##### Input records #####

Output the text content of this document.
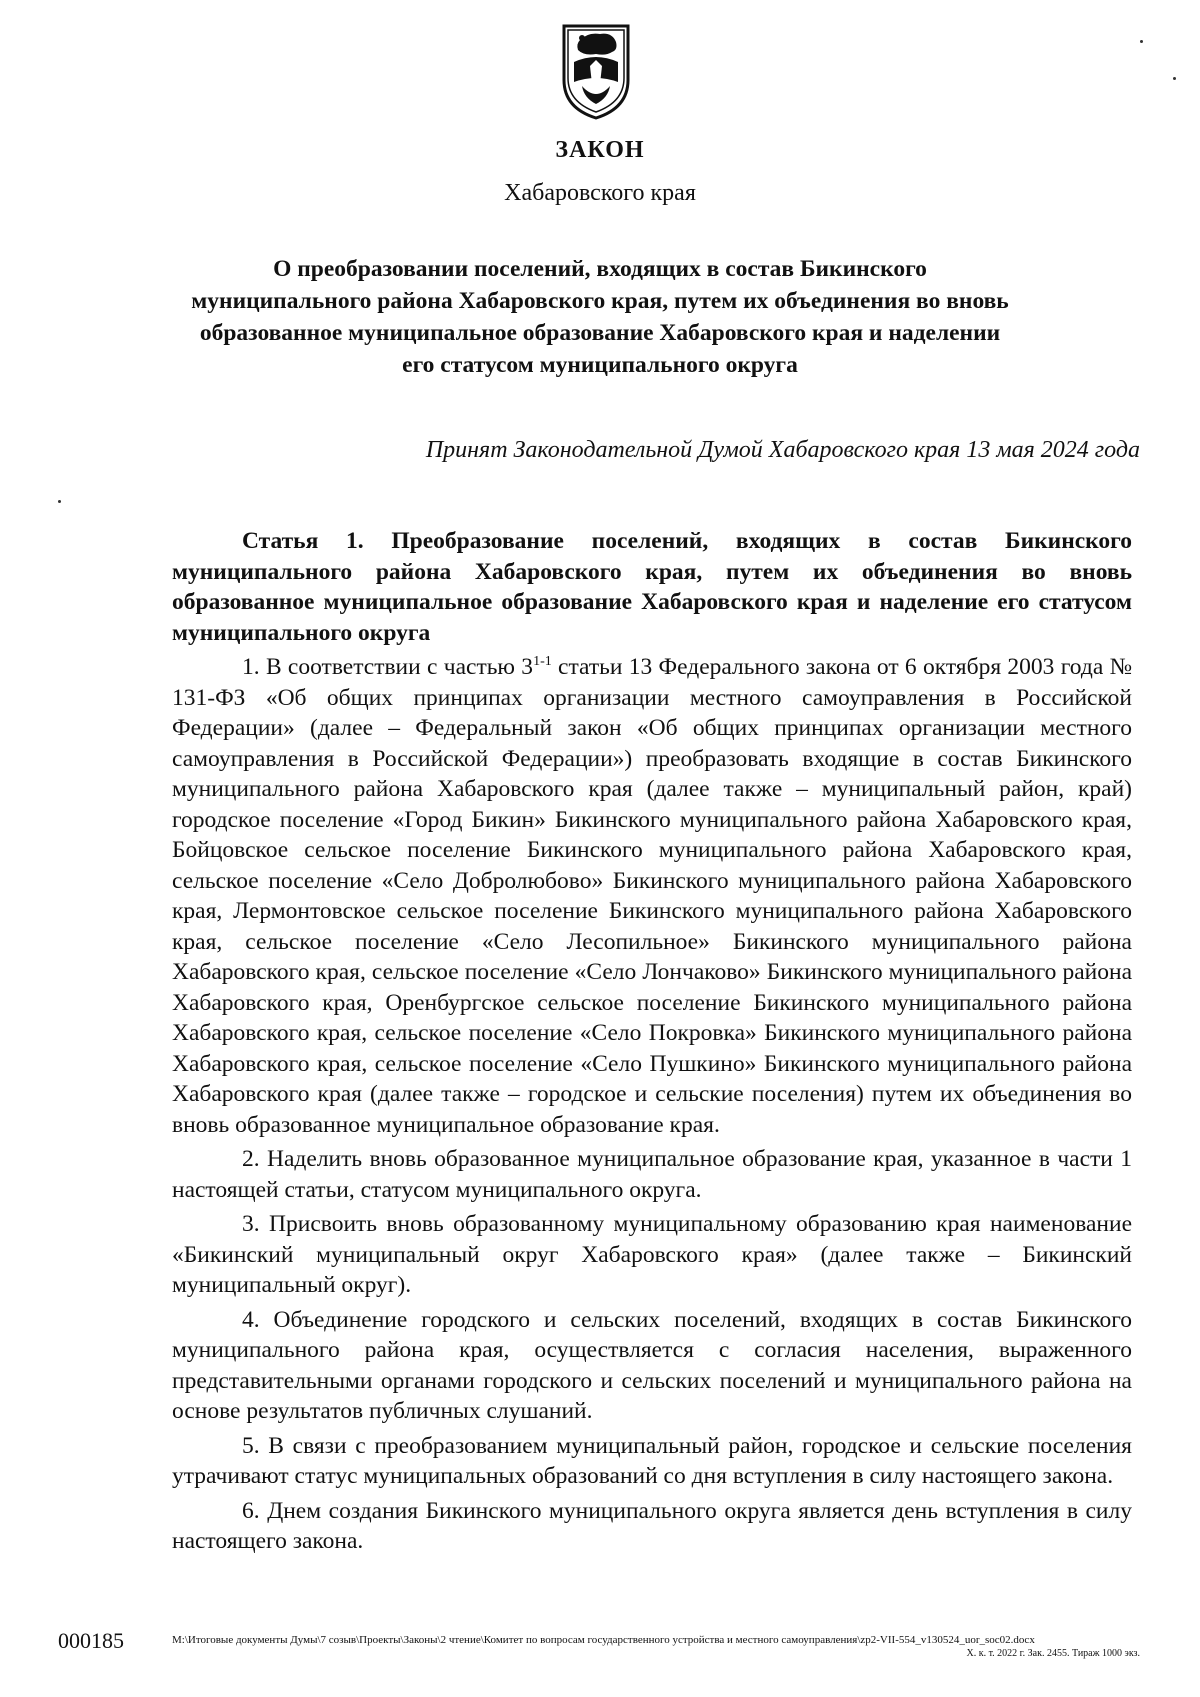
ЗАКОН
Хабаровского края
О преобразовании поселений, входящих в состав Бикинского муниципального района Хабаровского края, путем их объединения во вновь образованное муниципальное образование Хабаровского края и наделении его статусом муниципального округа
Принят Законодательной Думой Хабаровского края 13 мая 2024 года

Статья 1. Преобразование поселений, входящих в состав Бикинского муниципального района Хабаровского края, путем их объединения во вновь образованное муниципальное образование Хабаровского края и наделение его статусом муниципального округа

1. В соответствии с частью 3$^{1-1}$ статьи 13 Федерального закона от 6 октября 2003 года № 131-ФЗ «Об общих принципах организации местного самоуправления в Российской Федерации» (далее – Федеральный закон «Об общих принципах организации местного самоуправления в Российской Федерации») преобразовать входящие в состав Бикинского муниципального района Хабаровского края (далее также – муниципальный район, край) городское поселение «Город Бикин» Бикинского муниципального района Хабаровского края, Бойцовское сельское поселение Бикинского муниципального района Хабаровского края, сельское поселение «Село Добролюбово» Бикинского муниципального района Хабаровского края, Лермонтовское сельское поселение Бикинского муниципального района Хабаровского края, сельское поселение «Село Лесопильное» Бикинского муниципального района Хабаровского края, сельское поселение «Село Лончаково» Бикинского муниципального района Хабаровского края, Оренбургское сельское поселение Бикинского муниципального района Хабаровского края, сельское поселение «Село Покровка» Бикинского муниципального района Хабаровского края, сельское поселение «Село Пушкино» Бикинского муниципального района Хабаровского края (далее также – городское и сельские поселения) путем их объединения во вновь образованное муниципальное образование края.

2. Наделить вновь образованное муниципальное образование края, указанное в части 1 настоящей статьи, статусом муниципального округа.

3. Присвоить вновь образованному муниципальному образованию края наименование «Бикинский муниципальный округ Хабаровского края» (далее также – Бикинский муниципальный округ).

4. Объединение городского и сельских поселений, входящих в состав Бикинского муниципального района края, осуществляется с согласия населения, выраженного представительными органами городского и сельских поселений и муниципального района на основе результатов публичных слушаний.

5. В связи с преобразованием муниципальный район, городское и сельские поселения утрачивают статус муниципальных образований со дня вступления в силу настоящего закона.

6. Днем создания Бикинского муниципального округа является день вступления в силу настоящего закона.

000185	М:\Итоговые документы Думы\7 созыв\Проекты\Законы\2 чтение\Комитет по вопросам государственного устройства и местного самоуправления\zp2-VII-554_v130524_uor_soc02.docx
Х. к. т. 2022 г. Зак. 2455. Тираж 1000 экз.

#####

#### [Task requirements]
Apart from the pictures, the entries above are to be repeated in full and exactly.

#### [The output]
Output the text content of this document.
ЗАКОН
Хабаровского края
О преобразовании поселений, входящих в состав Бикинского муниципального района Хабаровского края, путем их объединения во вновь образованное муниципальное образование Хабаровского края и наделении его статусом муниципального округа
Принят Законодательной Думой Хабаровского края 13 мая 2024 года

Статья 1. Преобразование поселений, входящих в состав Бикинского муниципального района Хабаровского края, путем их объединения во вновь образованное муниципальное образование Хабаровского края и наделение его статусом муниципального округа

1. В соответствии с частью 3$^{1-1}$ статьи 13 Федерального закона от 6 октября 2003 года № 131-ФЗ «Об общих принципах организации местного самоуправления в Российской Федерации» (далее – Федеральный закон «Об общих принципах организации местного самоуправления в Российской Федерации») преобразовать входящие в состав Бикинского муниципального района Хабаровского края (далее также – муниципальный район, край) городское поселение «Город Бикин» Бикинского муниципального района Хабаровского края, Бойцовское сельское поселение Бикинского муниципального района Хабаровского края, сельское поселение «Село Добролюбово» Бикинского муниципального района Хабаровского края, Лермонтовское сельское поселение Бикинского муниципального района Хабаровского края, сельское поселение «Село Лесопильное» Бикинского муниципального района Хабаровского края, сельское поселение «Село Лончаково» Бикинского муниципального района Хабаровского края, Оренбургское сельское поселение Бикинского муниципального района Хабаровского края, сельское поселение «Село Покровка» Бикинского муниципального района Хабаровского края, сельское поселение «Село Пушкино» Бикинского муниципального района Хабаровского края (далее также – городское и сельские поселения) путем их объединения во вновь образованное муниципальное образование края.

2. Наделить вновь образованное муниципальное образование края, указанное в части 1 настоящей статьи, статусом муниципального округа.

3. Присвоить вновь образованному муниципальному образованию края наименование «Бикинский муниципальный округ Хабаровского края» (далее также – Бикинский муниципальный округ).

4. Объединение городского и сельских поселений, входящих в состав Бикинского муниципального района края, осуществляется с согласия населения, выраженного представительными органами городского и сельских поселений и муниципального района на основе результатов публичных слушаний.

5. В связи с преобразованием муниципальный район, городское и сельские поселения утрачивают статус муниципальных образований со дня вступления в силу настоящего закона.

6. Днем создания Бикинского муниципального округа является день вступления в силу настоящего закона.

000185	М:\Итоговые документы Думы\7 созыв\Проекты\Законы\2 чтение\Комитет по вопросам государственного устройства и местного самоуправления\zp2-VII-554_v130524_uor_soc02.docx
Х. к. т. 2022 г. Зак. 2455. Тираж 1000 экз.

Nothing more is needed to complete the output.